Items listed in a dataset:
>> Start

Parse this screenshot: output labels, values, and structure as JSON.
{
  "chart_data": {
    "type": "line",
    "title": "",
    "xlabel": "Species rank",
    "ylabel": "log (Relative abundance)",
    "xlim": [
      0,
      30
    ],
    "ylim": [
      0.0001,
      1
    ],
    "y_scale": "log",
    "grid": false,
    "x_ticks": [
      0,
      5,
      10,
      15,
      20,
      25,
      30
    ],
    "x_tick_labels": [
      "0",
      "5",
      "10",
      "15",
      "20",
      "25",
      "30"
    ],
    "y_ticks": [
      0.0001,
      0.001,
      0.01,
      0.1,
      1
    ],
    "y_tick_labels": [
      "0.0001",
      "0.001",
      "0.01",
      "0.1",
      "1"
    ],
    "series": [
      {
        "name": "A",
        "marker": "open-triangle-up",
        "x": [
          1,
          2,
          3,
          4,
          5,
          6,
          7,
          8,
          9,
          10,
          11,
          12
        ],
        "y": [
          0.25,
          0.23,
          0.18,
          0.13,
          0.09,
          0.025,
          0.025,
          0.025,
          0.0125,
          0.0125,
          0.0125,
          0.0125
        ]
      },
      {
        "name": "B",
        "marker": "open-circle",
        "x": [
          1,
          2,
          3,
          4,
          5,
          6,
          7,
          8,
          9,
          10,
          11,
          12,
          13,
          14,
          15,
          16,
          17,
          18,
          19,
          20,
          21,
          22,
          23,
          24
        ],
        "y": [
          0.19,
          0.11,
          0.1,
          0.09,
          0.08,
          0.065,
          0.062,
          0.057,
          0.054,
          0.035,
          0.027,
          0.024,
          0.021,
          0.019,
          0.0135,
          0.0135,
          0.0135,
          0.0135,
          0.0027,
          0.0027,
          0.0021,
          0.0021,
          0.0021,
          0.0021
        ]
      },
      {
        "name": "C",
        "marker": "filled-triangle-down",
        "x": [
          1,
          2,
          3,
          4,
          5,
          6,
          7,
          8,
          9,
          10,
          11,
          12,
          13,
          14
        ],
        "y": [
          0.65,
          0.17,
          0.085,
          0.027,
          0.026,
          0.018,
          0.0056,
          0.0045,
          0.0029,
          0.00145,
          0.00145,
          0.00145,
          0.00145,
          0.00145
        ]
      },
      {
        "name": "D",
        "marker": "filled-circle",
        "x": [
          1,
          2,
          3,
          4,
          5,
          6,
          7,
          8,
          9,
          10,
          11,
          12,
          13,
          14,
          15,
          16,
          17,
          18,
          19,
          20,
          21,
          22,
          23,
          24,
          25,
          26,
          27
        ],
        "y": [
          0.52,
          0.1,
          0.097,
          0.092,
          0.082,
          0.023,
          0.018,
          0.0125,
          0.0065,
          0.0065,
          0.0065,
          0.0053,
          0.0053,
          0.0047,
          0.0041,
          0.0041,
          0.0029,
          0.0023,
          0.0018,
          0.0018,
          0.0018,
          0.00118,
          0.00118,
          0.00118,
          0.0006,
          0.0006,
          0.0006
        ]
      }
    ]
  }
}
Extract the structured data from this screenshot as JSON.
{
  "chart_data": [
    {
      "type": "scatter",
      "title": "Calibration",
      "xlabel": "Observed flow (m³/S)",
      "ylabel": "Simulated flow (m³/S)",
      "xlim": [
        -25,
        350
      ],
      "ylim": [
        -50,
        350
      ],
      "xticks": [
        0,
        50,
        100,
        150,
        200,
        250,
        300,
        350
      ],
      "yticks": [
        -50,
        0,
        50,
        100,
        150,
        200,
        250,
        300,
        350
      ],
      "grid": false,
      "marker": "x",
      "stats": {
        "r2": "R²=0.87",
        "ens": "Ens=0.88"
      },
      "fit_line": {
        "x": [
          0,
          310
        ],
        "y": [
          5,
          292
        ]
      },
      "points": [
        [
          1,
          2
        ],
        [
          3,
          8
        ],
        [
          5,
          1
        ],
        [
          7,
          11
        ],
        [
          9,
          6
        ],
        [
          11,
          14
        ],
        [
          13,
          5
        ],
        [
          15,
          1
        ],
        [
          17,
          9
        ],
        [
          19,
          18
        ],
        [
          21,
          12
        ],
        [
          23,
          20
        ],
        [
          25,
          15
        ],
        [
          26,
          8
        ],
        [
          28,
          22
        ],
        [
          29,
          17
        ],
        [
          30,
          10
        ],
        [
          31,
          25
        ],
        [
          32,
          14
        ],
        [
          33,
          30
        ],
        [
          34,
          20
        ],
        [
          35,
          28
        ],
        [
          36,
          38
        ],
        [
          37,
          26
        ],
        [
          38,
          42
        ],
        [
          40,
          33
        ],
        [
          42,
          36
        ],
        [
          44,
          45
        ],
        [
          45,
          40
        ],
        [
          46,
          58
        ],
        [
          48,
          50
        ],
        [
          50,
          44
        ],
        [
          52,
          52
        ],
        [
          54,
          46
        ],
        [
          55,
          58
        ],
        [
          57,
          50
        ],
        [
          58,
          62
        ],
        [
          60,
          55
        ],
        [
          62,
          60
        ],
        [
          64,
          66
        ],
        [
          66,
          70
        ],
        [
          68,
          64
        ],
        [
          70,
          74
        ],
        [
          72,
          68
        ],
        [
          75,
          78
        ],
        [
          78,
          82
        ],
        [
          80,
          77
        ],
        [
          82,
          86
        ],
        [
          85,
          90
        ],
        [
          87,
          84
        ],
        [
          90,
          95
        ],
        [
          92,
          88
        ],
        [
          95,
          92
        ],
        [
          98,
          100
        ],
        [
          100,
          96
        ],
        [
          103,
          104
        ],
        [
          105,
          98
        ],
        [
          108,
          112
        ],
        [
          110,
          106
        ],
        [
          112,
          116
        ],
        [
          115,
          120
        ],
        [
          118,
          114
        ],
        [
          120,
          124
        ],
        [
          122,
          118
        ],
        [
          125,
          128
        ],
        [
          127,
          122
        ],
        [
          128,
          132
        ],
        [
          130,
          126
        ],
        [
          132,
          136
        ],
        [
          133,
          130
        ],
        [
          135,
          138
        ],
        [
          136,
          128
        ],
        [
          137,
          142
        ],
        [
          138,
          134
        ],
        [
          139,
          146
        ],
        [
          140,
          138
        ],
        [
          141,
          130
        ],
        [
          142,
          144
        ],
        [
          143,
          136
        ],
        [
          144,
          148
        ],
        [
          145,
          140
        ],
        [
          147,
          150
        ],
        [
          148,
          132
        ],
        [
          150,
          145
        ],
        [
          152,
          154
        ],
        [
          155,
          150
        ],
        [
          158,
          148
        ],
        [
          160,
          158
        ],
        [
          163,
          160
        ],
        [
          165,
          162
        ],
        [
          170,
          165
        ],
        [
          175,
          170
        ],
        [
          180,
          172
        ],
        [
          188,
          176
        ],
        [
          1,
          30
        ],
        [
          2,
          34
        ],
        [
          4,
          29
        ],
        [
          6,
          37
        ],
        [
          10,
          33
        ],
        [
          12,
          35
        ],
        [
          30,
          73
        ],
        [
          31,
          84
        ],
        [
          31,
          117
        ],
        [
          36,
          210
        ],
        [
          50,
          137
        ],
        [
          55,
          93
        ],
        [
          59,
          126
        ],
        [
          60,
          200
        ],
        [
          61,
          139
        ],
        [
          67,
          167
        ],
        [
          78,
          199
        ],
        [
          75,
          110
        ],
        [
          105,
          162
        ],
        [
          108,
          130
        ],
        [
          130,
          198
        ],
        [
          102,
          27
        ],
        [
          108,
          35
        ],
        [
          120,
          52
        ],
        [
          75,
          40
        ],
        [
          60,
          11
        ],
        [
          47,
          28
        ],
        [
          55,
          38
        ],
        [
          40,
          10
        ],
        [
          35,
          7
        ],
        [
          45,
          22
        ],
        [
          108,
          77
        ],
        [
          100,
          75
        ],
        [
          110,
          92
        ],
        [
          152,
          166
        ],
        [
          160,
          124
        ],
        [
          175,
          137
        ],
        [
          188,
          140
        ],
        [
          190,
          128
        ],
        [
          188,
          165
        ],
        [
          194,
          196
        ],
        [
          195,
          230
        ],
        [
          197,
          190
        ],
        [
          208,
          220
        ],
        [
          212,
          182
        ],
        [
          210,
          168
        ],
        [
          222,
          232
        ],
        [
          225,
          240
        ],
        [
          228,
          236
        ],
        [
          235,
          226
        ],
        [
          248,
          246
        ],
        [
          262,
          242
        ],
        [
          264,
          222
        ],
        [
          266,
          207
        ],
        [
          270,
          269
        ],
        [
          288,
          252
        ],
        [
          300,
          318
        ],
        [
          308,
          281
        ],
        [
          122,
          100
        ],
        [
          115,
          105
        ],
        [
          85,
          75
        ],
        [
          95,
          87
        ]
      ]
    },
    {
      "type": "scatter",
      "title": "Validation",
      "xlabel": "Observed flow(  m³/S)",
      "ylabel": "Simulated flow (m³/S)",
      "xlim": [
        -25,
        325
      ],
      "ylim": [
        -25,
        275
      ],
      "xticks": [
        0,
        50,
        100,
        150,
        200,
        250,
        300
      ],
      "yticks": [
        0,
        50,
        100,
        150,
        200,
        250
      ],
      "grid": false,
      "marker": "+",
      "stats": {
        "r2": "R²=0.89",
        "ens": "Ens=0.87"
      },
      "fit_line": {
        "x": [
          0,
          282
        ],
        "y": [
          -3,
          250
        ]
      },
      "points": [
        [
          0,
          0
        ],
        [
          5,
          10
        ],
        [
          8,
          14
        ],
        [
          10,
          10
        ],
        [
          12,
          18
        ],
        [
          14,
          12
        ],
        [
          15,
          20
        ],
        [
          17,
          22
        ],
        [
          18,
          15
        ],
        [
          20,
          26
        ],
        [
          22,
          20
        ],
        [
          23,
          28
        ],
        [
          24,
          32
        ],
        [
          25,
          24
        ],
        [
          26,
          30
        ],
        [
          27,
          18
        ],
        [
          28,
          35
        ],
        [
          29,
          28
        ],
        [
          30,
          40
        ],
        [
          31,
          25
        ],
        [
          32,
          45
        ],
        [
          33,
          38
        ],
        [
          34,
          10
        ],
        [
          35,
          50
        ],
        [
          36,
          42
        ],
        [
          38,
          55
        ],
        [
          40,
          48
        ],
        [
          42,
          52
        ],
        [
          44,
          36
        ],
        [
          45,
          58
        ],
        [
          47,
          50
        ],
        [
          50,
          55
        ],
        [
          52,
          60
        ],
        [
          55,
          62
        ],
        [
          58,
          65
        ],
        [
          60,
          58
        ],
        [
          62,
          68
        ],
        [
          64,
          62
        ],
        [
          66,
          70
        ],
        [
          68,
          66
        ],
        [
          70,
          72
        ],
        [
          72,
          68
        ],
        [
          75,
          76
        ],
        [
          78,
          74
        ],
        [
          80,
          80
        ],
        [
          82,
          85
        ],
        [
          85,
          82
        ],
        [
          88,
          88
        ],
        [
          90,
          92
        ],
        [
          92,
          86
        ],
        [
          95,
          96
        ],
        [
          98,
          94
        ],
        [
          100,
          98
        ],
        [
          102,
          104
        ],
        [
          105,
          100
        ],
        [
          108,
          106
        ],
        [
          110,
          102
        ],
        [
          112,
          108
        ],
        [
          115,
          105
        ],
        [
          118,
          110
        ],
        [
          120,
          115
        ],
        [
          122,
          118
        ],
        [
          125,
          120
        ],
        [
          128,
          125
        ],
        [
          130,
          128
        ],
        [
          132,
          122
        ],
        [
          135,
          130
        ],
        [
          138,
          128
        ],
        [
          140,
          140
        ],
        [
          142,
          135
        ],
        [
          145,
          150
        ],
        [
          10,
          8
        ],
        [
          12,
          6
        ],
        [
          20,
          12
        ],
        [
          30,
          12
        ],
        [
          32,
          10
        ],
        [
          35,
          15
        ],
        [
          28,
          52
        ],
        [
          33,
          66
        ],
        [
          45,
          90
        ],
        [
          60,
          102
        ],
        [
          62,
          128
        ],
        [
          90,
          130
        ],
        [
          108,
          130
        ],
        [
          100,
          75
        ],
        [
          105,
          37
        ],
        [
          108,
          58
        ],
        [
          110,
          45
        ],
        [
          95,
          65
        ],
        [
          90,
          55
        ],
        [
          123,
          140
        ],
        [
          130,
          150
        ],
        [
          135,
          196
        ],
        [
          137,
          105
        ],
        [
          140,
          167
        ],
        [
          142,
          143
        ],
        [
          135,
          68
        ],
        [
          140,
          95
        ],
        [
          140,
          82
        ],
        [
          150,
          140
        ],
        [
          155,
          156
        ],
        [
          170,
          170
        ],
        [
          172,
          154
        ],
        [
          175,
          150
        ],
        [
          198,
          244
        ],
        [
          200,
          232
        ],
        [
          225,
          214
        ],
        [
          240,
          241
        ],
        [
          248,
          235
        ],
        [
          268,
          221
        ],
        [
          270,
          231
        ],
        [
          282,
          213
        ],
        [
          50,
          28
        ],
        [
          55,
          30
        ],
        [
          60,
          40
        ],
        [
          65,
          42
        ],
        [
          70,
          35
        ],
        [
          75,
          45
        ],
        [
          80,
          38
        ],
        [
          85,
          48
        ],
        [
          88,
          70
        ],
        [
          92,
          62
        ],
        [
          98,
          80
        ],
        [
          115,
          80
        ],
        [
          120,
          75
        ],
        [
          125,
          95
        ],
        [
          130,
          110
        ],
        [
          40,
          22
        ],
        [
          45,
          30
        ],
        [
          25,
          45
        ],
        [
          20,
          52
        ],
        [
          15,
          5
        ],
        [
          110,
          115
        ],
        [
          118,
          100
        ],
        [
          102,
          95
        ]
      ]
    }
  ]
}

>> End

■ **EXERCISE DETAILS**
Where a line of the records above holds the word "screenshot", copy that line.

■ **THE COMPLETED TASK**
Parse this screenshot: output labels, values, and structure as JSON.
Extract the structured data from this screenshot as JSON.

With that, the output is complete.